■ EXERCISE REQUIREMENTS: Examine each line of the data. Copy those that contain the string "this".

■ SUPPLIED MATERIAL:
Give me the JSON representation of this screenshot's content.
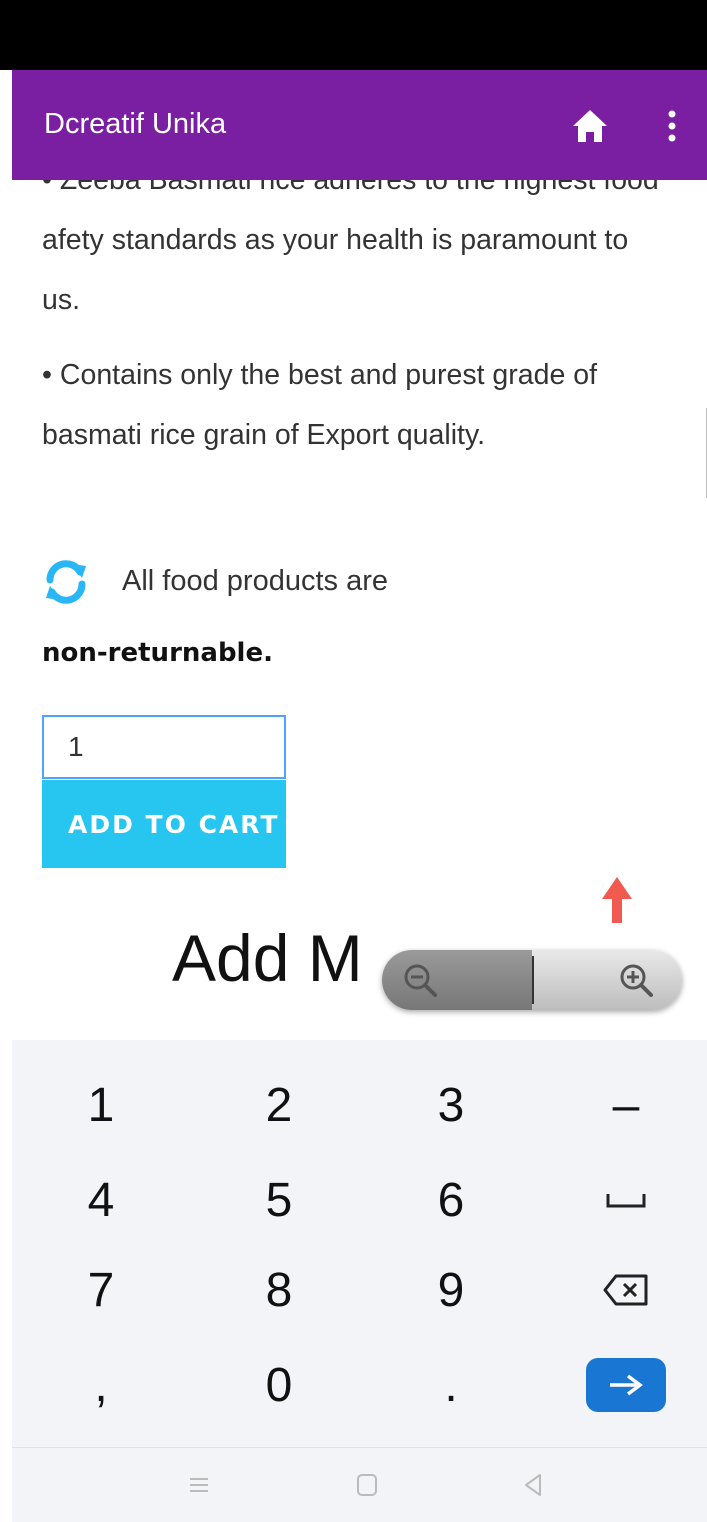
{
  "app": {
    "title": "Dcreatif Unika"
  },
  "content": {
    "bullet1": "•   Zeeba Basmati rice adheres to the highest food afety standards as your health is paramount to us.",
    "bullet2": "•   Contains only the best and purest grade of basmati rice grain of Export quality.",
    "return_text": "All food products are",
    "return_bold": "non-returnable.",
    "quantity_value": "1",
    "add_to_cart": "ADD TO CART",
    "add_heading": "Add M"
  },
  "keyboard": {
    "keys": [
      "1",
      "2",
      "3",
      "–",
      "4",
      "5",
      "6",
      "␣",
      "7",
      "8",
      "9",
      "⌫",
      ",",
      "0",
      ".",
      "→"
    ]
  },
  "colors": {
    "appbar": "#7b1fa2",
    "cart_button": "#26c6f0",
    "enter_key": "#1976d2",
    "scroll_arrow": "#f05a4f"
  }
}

* * *

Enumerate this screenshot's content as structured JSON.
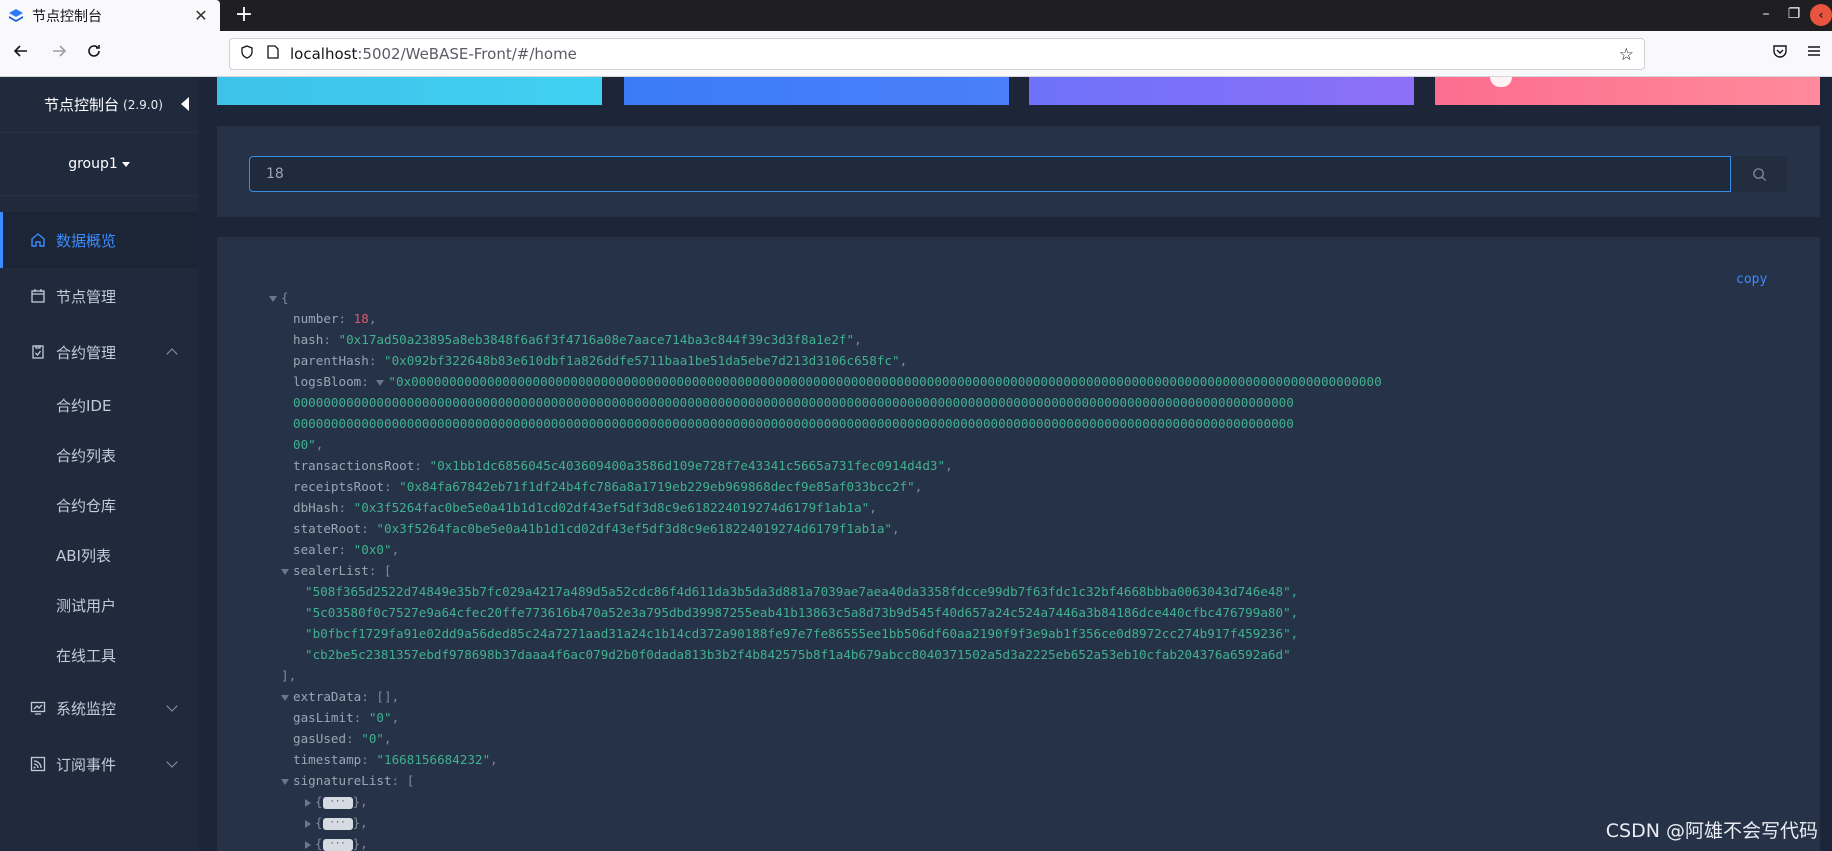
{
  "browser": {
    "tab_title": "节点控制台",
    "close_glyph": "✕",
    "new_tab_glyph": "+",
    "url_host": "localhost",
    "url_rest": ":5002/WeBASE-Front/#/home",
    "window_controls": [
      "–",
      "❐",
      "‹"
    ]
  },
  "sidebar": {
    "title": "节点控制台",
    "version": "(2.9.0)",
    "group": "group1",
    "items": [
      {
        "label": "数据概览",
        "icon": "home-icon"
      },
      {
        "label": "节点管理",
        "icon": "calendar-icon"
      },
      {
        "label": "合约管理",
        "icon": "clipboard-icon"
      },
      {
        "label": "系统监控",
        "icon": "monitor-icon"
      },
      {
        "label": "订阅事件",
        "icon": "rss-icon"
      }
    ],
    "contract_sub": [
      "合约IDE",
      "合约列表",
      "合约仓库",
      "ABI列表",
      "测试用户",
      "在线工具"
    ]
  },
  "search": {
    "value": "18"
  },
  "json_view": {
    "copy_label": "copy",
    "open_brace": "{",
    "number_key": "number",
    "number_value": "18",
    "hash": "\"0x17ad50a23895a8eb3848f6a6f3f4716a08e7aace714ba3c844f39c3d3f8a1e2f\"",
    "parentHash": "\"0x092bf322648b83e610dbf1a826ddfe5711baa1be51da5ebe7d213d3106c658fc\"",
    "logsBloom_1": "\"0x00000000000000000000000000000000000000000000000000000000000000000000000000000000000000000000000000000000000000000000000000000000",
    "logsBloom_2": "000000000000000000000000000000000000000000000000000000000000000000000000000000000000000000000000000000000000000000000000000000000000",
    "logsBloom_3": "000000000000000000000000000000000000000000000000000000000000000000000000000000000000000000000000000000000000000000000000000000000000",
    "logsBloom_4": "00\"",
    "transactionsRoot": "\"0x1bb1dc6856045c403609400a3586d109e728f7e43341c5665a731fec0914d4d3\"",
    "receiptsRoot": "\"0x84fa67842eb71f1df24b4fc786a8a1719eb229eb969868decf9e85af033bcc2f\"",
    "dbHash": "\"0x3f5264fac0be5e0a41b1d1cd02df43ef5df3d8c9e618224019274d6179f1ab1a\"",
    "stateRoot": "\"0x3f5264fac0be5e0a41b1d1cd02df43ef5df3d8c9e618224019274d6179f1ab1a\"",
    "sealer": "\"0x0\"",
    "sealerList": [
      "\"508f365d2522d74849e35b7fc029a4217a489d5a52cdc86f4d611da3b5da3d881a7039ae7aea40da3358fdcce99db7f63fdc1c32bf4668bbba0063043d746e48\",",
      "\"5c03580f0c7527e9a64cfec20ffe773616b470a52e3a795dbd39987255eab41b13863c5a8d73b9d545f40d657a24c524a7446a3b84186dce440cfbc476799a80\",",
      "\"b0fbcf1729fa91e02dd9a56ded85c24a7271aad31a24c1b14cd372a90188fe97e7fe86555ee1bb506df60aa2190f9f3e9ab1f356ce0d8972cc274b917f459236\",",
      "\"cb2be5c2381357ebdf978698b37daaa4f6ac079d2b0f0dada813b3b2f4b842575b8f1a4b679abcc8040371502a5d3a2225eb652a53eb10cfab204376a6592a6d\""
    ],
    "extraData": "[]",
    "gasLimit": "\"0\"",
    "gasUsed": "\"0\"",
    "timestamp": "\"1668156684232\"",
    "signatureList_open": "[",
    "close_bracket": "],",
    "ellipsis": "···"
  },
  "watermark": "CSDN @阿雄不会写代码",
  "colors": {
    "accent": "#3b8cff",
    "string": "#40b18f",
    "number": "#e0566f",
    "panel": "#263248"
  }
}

■ WRITTEN RESPONSE:
Give me the JSON representation of this screenshot's content.
Enumerate this screenshot's content as structured JSON.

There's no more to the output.